_Task objective_.
Copy each line below in which the string "Brooks" occurs.

(Figure data in JSON)
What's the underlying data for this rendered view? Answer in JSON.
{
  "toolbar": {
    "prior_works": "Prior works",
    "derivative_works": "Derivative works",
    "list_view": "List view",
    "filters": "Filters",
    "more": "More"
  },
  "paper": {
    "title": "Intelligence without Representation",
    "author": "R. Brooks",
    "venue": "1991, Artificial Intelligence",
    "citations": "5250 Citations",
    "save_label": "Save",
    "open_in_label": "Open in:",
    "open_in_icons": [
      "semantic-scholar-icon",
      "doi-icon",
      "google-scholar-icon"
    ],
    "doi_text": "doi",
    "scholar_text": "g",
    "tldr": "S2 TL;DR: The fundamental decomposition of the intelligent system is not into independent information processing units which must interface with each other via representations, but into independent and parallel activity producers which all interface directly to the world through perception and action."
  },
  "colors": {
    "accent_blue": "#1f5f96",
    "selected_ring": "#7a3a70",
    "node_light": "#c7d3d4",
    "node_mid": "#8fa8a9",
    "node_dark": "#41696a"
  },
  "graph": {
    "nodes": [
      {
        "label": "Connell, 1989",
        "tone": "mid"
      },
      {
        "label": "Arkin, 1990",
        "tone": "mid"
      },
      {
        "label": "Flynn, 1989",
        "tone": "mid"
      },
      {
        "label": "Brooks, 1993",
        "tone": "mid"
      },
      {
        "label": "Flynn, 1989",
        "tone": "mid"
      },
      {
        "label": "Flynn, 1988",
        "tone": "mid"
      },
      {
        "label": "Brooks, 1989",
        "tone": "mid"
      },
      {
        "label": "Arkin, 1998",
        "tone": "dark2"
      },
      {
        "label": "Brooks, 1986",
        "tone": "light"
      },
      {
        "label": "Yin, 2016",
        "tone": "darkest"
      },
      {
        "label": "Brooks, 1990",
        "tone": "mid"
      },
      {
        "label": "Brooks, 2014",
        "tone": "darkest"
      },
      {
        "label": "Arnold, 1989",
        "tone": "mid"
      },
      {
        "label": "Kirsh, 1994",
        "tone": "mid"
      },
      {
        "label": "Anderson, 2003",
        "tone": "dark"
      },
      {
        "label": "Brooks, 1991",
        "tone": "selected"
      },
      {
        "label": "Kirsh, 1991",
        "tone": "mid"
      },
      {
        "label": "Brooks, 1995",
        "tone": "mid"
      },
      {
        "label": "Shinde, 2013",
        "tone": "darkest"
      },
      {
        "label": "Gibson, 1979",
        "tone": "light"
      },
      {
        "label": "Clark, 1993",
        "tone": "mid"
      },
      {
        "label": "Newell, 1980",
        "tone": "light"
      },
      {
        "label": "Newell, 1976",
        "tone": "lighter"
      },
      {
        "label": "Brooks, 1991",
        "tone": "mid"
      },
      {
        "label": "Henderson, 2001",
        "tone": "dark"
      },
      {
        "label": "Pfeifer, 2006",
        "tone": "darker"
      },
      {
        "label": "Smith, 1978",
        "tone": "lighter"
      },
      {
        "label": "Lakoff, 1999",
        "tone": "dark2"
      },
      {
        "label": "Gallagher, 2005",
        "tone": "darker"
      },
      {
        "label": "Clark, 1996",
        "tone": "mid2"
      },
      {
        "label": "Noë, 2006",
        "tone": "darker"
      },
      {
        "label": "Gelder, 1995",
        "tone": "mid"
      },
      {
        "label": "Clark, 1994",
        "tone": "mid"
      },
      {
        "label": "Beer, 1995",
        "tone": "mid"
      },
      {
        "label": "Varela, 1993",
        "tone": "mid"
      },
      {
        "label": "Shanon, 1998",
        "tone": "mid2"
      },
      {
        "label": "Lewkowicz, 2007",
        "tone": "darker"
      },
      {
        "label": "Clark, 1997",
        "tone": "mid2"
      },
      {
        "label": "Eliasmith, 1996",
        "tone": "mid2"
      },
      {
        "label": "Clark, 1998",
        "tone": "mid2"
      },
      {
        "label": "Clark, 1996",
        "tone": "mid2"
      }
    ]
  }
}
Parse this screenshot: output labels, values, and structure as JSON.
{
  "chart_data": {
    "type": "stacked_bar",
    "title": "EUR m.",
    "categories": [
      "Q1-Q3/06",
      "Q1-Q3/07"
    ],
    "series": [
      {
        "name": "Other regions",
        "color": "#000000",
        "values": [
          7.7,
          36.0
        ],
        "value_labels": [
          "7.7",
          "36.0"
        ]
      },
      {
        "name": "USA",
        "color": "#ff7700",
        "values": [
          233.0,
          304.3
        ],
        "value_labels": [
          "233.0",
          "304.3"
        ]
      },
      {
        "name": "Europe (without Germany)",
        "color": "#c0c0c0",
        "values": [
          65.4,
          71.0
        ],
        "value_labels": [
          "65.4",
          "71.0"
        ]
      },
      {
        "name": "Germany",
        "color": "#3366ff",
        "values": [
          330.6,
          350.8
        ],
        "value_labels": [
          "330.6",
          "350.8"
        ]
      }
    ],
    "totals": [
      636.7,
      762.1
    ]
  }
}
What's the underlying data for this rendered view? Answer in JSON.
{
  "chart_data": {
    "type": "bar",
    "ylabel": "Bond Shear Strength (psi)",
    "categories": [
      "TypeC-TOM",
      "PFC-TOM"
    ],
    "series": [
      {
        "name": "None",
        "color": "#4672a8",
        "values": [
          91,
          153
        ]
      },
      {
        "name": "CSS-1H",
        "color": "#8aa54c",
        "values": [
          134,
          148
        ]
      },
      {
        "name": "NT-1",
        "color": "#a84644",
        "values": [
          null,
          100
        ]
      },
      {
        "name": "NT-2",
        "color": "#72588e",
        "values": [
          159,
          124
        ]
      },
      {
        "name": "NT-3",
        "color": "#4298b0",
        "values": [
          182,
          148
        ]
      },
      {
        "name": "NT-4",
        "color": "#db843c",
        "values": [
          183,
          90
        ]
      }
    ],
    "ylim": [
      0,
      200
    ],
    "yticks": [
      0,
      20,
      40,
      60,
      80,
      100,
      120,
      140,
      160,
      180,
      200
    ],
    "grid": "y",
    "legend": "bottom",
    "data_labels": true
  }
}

_Solution_.
    "author": "R. Brooks",
        "label": "Brooks, 1993",
        "label": "Brooks, 1989",
        "label": "Brooks, 1986",
        "label": "Brooks, 1990",
        "label": "Brooks, 2014",
        "label": "Brooks, 1991",
        "label": "Brooks, 1995",
        "label": "Brooks, 1991",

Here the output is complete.